§ **Your instructions**
Everything in the listing should be restated word for word.

§ **Given data**

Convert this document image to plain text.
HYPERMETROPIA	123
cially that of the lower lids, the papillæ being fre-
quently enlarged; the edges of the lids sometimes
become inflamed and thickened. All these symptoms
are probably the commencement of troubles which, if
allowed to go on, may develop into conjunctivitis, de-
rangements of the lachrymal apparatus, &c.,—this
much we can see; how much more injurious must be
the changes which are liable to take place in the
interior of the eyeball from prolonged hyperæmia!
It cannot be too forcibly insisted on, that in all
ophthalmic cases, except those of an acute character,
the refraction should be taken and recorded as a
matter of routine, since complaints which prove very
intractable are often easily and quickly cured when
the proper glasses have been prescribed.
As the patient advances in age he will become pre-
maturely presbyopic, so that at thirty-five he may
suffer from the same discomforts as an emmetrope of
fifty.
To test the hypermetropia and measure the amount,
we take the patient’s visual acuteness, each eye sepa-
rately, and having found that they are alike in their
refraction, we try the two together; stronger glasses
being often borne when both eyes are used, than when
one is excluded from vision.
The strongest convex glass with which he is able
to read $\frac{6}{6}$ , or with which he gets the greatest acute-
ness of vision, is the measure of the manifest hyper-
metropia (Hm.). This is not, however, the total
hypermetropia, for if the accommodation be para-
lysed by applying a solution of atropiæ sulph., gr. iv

§ **Task response**
Convert this document image to plain text.
HYPERMETROPIA	123
cially that of the lower lids, the papillæ being fre-
quently enlarged; the edges of the lids sometimes
become inflamed and thickened. All these symptoms
are probably the commencement of troubles which, if
allowed to go on, may develop into conjunctivitis, de-
rangements of the lachrymal apparatus, &c.,—this
much we can see; how much more injurious must be
the changes which are liable to take place in the
interior of the eyeball from prolonged hyperæmia!
It cannot be too forcibly insisted on, that in all
ophthalmic cases, except those of an acute character,
the refraction should be taken and recorded as a
matter of routine, since complaints which prove very
intractable are often easily and quickly cured when
the proper glasses have been prescribed.
As the patient advances in age he will become pre-
maturely presbyopic, so that at thirty-five he may
suffer from the same discomforts as an emmetrope of
fifty.
To test the hypermetropia and measure the amount,
we take the patient’s visual acuteness, each eye sepa-
rately, and having found that they are alike in their
refraction, we try the two together; stronger glasses
being often borne when both eyes are used, than when
one is excluded from vision.
The strongest convex glass with which he is able
to read $\frac{6}{6}$ , or with which he gets the greatest acute-
ness of vision, is the measure of the manifest hyper-
metropia (Hm.). This is not, however, the total
hypermetropia, for if the accommodation be para-
lysed by applying a solution of atropiæ sulph., gr. iv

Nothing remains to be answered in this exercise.